TASK DETAILS: Below is a block of data; give all of it again word for word.

[Records from a collection]

□ □ □

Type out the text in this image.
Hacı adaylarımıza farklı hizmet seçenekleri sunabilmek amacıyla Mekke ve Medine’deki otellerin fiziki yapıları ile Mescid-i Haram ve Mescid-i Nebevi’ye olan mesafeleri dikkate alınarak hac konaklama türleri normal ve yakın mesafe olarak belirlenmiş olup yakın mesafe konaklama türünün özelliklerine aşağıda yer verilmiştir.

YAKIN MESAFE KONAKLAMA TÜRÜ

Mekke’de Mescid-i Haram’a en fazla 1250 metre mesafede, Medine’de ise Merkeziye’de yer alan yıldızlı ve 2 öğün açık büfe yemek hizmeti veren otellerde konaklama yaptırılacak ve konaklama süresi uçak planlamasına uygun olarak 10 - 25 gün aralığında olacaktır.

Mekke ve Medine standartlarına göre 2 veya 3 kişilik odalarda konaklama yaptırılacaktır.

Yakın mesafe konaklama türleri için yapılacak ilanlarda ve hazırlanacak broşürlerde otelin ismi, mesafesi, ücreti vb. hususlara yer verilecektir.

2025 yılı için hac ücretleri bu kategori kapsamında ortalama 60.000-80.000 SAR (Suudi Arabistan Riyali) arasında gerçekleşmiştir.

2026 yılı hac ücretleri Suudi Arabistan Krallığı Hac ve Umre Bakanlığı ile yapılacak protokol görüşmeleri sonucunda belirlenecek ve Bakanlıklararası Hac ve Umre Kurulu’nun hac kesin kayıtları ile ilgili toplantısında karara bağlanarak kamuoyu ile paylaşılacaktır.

□ □ □

OUTPUT BELOW:
Type out the text in this image.
Hacı adaylarımıza farklı hizmet seçenekleri sunabilmek amacıyla Mekke ve Medine’deki otellerin fiziki yapıları ile Mescid-i Haram ve Mescid-i Nebevi’ye olan mesafeleri dikkate alınarak hac konaklama türleri normal ve yakın mesafe olarak belirlenmiş olup yakın mesafe konaklama türünün özelliklerine aşağıda yer verilmiştir.

YAKIN MESAFE KONAKLAMA TÜRÜ

Mekke’de Mescid-i Haram’a en fazla 1250 metre mesafede, Medine’de ise Merkeziye’de yer alan yıldızlı ve 2 öğün açık büfe yemek hizmeti veren otellerde konaklama yaptırılacak ve konaklama süresi uçak planlamasına uygun olarak 10 - 25 gün aralığında olacaktır.

Mekke ve Medine standartlarına göre 2 veya 3 kişilik odalarda konaklama yaptırılacaktır.

Yakın mesafe konaklama türleri için yapılacak ilanlarda ve hazırlanacak broşürlerde otelin ismi, mesafesi, ücreti vb. hususlara yer verilecektir.

2025 yılı için hac ücretleri bu kategori kapsamında ortalama 60.000-80.000 SAR (Suudi Arabistan Riyali) arasında gerçekleşmiştir.

2026 yılı hac ücretleri Suudi Arabistan Krallığı Hac ve Umre Bakanlığı ile yapılacak protokol görüşmeleri sonucunda belirlenecek ve Bakanlıklararası Hac ve Umre Kurulu’nun hac kesin kayıtları ile ilgili toplantısında karara bağlanarak kamuoyu ile paylaşılacaktır.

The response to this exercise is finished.